● ROWS:

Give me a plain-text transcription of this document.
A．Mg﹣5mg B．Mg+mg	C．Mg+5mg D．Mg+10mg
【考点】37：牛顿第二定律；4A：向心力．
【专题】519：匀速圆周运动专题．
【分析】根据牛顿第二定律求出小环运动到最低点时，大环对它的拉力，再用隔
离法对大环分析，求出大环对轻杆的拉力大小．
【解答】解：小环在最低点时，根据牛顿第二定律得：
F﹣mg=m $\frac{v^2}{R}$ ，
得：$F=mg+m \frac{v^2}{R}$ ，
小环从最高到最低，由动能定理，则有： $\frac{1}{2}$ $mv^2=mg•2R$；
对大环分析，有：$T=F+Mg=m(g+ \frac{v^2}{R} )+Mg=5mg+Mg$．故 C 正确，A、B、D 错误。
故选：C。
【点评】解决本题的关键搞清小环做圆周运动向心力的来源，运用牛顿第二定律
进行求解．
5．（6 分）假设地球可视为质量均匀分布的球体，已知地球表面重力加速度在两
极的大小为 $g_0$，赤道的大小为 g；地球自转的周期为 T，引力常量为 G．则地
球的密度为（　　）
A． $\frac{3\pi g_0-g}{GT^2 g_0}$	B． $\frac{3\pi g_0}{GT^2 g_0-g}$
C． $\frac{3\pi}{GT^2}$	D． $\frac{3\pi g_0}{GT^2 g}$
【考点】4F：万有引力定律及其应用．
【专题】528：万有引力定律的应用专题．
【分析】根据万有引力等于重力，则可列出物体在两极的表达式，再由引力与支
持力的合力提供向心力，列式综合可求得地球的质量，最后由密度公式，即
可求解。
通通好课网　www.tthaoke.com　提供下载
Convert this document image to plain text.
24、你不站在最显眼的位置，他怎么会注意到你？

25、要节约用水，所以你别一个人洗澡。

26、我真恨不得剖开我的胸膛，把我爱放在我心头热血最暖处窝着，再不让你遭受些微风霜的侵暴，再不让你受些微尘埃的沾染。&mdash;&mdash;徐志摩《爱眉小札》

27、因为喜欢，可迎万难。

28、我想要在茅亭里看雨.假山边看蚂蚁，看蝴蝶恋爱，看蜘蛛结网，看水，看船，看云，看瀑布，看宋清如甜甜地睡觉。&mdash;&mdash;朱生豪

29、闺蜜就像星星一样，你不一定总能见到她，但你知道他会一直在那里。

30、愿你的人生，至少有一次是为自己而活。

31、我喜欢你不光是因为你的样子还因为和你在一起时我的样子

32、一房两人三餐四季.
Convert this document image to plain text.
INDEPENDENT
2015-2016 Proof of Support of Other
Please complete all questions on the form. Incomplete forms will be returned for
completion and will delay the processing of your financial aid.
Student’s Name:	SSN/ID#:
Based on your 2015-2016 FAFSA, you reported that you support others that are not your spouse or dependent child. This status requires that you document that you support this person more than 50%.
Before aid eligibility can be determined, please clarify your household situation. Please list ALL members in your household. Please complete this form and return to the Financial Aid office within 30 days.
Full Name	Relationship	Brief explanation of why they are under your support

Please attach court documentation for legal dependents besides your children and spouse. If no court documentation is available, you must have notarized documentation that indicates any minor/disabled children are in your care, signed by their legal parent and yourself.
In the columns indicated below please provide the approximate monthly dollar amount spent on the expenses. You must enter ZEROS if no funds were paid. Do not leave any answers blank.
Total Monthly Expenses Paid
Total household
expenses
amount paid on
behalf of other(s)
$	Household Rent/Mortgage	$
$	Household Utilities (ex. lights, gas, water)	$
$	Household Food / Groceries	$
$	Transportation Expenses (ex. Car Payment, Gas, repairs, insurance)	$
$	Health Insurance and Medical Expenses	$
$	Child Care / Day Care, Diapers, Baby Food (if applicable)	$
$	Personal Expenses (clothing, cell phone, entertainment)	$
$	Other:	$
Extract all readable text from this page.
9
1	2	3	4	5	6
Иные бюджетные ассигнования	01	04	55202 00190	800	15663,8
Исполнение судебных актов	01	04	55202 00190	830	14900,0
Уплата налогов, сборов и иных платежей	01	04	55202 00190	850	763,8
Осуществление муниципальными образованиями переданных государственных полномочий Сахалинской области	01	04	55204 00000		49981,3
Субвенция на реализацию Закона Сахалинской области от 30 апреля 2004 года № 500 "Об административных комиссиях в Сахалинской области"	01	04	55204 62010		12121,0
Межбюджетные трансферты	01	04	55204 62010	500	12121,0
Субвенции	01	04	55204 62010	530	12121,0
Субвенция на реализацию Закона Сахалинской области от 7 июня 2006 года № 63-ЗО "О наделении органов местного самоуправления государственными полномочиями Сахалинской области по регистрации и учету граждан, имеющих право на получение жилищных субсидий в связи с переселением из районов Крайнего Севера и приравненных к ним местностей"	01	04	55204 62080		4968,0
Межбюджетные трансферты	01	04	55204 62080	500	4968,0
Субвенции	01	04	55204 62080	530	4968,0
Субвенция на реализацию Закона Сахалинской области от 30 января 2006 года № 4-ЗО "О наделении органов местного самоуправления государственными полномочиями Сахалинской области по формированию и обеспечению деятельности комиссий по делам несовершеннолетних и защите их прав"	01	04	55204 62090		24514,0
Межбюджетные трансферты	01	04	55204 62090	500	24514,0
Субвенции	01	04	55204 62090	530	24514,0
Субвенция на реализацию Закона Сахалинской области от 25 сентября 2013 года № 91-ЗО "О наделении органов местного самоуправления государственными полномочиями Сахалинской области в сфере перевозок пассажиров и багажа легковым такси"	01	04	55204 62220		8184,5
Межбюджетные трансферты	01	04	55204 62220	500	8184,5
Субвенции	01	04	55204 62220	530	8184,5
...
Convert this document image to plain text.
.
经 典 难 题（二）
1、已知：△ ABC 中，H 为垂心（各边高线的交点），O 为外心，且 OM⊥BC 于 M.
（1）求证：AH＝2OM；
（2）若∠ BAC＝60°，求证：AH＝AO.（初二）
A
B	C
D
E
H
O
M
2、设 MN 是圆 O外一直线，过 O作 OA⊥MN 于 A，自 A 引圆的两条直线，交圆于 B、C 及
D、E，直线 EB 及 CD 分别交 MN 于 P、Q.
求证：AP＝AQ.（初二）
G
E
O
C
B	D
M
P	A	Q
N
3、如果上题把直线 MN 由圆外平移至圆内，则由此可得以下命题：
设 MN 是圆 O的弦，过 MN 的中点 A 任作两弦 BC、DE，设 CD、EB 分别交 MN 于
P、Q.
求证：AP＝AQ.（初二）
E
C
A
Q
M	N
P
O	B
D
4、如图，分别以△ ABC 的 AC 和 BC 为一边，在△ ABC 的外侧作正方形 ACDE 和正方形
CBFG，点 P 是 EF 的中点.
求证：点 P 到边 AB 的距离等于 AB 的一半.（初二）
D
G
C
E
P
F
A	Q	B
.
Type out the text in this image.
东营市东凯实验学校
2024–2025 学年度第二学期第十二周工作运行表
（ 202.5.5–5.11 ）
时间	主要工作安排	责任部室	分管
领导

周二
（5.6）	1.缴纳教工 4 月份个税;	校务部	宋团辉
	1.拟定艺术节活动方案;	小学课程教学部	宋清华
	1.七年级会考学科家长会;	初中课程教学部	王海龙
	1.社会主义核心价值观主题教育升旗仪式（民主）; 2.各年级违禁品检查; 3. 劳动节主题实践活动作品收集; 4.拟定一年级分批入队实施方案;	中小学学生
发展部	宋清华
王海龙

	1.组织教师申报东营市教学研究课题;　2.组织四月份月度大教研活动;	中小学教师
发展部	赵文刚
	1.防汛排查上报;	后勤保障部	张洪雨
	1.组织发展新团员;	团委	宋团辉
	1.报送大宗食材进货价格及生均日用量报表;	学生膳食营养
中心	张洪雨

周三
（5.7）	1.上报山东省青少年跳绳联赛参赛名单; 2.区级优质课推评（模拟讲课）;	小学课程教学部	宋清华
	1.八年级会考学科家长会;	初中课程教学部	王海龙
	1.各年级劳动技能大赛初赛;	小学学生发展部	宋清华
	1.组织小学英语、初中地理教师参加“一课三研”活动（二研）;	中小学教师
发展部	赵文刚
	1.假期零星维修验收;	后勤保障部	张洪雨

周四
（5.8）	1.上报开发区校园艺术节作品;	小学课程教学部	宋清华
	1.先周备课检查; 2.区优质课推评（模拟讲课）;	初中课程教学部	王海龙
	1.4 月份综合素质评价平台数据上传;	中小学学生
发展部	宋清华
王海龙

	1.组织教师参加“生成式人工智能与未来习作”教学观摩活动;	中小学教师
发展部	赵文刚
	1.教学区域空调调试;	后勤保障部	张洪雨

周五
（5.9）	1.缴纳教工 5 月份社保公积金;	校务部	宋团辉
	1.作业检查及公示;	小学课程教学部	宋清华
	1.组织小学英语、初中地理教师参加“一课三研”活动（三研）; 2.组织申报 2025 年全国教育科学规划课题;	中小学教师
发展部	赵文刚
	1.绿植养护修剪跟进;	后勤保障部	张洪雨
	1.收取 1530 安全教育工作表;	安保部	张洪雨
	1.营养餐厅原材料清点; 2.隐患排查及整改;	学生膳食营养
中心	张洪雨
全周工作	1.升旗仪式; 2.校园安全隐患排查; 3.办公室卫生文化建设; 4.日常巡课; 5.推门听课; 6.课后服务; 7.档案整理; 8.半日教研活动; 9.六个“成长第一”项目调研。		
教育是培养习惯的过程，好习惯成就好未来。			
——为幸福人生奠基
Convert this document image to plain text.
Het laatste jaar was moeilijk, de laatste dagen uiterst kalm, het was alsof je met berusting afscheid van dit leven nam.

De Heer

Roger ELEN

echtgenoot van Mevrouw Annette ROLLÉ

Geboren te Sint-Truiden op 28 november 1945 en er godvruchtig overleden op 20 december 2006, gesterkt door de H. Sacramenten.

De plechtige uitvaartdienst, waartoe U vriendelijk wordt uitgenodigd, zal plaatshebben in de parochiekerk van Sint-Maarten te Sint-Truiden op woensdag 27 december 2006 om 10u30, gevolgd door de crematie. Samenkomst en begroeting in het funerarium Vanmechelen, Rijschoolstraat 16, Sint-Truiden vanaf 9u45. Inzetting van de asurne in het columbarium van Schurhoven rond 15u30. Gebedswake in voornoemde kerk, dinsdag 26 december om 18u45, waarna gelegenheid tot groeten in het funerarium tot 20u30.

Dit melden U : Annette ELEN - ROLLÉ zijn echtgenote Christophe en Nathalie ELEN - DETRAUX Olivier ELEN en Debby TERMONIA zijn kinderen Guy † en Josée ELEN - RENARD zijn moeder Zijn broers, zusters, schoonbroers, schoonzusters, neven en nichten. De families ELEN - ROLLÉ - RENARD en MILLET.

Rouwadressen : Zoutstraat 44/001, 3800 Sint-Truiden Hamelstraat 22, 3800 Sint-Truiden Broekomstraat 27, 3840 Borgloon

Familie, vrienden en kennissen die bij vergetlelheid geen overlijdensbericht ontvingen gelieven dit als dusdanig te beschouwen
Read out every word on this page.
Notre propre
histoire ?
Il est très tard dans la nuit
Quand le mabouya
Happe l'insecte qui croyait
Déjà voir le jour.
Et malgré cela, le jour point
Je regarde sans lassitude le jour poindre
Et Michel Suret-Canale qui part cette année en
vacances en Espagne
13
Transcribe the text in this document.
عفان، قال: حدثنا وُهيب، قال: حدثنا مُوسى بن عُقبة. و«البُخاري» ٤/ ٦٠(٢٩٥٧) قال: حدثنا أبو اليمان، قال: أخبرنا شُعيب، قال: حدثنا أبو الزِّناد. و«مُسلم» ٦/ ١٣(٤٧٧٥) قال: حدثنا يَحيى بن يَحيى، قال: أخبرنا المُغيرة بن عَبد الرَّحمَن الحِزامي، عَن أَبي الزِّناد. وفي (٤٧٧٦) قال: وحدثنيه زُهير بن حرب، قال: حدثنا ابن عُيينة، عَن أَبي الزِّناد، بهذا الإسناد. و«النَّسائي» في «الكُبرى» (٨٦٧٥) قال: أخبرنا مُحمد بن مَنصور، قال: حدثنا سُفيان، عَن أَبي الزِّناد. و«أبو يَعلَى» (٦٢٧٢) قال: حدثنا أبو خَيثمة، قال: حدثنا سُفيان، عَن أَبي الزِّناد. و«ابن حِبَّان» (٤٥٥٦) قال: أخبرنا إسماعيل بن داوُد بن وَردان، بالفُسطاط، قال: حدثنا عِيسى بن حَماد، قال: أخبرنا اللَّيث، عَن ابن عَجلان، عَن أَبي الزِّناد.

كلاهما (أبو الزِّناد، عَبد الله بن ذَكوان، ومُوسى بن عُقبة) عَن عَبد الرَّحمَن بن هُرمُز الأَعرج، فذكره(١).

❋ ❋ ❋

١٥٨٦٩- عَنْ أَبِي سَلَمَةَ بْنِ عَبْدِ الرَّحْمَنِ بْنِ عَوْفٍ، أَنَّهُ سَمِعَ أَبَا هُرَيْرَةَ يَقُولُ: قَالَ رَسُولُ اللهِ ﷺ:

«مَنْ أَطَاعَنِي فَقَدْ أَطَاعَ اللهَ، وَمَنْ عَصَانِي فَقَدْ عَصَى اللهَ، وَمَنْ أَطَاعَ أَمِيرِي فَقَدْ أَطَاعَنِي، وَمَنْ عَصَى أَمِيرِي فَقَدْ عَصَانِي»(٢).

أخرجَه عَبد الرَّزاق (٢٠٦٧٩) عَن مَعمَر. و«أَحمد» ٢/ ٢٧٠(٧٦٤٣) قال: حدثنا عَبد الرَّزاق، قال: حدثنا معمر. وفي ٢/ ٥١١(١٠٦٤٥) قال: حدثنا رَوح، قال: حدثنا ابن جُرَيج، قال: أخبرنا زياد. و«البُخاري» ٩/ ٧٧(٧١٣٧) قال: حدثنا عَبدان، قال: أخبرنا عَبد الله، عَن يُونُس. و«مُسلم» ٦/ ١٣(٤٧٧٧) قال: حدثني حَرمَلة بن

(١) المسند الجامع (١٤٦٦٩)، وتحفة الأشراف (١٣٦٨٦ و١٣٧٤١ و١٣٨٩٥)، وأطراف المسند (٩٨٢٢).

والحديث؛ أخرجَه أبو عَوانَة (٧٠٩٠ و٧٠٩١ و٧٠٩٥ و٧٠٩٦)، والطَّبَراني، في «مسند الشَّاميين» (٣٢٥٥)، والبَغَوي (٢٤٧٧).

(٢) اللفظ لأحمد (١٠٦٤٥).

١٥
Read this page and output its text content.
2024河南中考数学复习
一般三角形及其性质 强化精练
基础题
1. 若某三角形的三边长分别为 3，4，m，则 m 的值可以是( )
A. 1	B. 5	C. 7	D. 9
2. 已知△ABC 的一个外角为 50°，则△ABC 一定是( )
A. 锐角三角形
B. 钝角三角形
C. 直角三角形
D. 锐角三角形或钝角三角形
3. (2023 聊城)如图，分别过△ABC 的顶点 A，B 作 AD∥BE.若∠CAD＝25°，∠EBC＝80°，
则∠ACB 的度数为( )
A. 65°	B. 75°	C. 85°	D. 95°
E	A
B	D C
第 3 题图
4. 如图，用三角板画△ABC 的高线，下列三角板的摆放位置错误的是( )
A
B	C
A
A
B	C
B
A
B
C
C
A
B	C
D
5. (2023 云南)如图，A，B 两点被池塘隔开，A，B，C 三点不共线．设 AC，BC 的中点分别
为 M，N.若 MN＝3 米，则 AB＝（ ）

● YOUR GOAL:
Return the lines from the line containing "Read this page and output its text content." to the end of the entries above, exactly as they appear and with no other output.

● EXERCISE ANSWER:
Read this page and output its text content.
2024河南中考数学复习
一般三角形及其性质 强化精练
基础题
1. 若某三角形的三边长分别为 3，4，m，则 m 的值可以是( )
A. 1	B. 5	C. 7	D. 9
2. 已知△ABC 的一个外角为 50°，则△ABC 一定是( )
A. 锐角三角形
B. 钝角三角形
C. 直角三角形
D. 锐角三角形或钝角三角形
3. (2023 聊城)如图，分别过△ABC 的顶点 A，B 作 AD∥BE.若∠CAD＝25°，∠EBC＝80°，
则∠ACB 的度数为( )
A. 65°	B. 75°	C. 85°	D. 95°
E	A
B	D C
第 3 题图
4. 如图，用三角板画△ABC 的高线，下列三角板的摆放位置错误的是( )
A
B	C
A
A
B	C
B
A
B
C
C
A
B	C
D
5. (2023 云南)如图，A，B 两点被池塘隔开，A，B，C 三点不共线．设 AC，BC 的中点分别
为 M，N.若 MN＝3 米，则 AB＝（ ）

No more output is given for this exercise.